PROBLEM DESCRIPTION:
Look through the records below and collect all lines that hold the string "Acumulación".

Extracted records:
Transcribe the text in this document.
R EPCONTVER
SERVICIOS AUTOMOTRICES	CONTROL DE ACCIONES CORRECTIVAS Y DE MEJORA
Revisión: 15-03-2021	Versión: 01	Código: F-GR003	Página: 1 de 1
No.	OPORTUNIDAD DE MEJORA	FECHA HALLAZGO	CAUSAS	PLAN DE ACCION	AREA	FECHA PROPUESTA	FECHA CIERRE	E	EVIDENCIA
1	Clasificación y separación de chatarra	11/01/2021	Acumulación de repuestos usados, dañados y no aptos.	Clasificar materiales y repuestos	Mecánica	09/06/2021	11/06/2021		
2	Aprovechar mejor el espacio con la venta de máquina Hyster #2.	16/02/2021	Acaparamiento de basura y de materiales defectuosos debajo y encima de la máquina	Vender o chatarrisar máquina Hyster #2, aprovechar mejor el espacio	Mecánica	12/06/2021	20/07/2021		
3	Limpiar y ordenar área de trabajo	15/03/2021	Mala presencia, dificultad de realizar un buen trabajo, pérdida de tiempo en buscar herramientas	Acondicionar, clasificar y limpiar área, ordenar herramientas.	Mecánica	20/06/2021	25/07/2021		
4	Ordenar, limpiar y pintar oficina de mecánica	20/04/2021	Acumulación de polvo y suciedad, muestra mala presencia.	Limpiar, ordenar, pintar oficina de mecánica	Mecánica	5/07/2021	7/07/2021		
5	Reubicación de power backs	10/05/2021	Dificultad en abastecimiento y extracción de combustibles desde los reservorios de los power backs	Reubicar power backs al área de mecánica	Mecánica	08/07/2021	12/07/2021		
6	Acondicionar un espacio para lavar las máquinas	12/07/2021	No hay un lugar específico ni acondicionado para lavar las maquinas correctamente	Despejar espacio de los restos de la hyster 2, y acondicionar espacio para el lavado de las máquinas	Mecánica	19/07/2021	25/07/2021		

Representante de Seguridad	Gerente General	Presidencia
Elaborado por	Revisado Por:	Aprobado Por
==
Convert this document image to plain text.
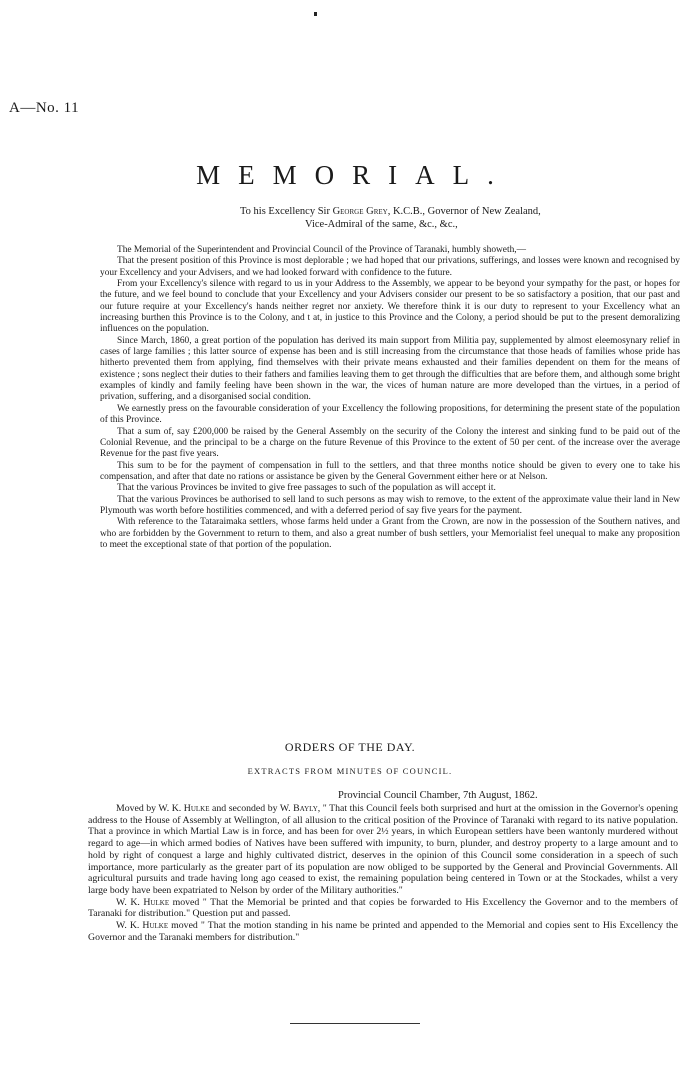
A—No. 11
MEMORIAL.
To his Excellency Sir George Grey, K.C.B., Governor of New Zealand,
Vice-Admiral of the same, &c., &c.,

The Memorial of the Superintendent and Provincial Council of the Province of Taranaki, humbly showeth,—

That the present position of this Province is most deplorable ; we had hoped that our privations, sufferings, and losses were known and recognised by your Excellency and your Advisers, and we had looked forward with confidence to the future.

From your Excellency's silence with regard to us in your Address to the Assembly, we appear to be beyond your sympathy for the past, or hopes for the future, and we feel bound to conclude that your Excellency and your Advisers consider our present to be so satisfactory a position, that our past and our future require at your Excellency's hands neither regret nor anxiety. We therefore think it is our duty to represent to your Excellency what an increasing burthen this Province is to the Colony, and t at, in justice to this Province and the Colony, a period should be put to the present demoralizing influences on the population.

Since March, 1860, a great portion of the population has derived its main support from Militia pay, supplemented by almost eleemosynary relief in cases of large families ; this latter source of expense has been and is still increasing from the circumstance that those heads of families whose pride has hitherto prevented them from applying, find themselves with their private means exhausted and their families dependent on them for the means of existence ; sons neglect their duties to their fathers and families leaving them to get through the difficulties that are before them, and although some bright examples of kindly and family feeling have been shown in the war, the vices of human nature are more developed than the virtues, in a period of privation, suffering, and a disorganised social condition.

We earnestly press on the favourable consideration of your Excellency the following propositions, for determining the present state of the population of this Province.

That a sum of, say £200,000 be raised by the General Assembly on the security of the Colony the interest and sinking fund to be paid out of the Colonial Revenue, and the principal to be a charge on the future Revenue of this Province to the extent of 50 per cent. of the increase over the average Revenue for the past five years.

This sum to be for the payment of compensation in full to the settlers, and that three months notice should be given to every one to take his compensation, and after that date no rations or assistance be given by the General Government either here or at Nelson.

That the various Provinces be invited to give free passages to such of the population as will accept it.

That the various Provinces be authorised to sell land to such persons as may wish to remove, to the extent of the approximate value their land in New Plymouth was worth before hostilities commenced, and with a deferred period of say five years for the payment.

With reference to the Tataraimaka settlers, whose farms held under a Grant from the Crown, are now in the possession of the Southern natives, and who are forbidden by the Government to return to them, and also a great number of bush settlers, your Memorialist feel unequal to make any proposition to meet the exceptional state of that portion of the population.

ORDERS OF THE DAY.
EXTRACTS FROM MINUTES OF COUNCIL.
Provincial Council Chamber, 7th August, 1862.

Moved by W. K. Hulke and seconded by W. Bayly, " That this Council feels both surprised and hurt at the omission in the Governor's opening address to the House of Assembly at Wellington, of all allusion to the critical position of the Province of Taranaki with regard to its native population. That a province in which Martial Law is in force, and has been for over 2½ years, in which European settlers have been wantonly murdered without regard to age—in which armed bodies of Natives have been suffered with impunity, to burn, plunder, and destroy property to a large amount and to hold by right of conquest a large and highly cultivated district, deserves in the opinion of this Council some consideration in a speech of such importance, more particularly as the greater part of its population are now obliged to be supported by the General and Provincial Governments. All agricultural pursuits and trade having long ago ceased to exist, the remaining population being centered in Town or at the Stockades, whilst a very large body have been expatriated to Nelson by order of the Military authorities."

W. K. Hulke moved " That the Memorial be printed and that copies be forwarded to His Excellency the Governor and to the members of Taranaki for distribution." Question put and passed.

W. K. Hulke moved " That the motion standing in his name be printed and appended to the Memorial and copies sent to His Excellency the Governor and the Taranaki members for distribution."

THE SOLUTION:
1	Clasificación y separación de chatarra	11/01/2021	Acumulación de repuestos usados, dañados y no aptos.	Clasificar materiales y repuestos	Mecánica	09/06/2021	11/06/2021		
4	Ordenar, limpiar y pintar oficina de mecánica	20/04/2021	Acumulación de polvo y suciedad, muestra mala presencia.	Limpiar, ordenar, pintar oficina de mecánica	Mecánica	5/07/2021	7/07/2021		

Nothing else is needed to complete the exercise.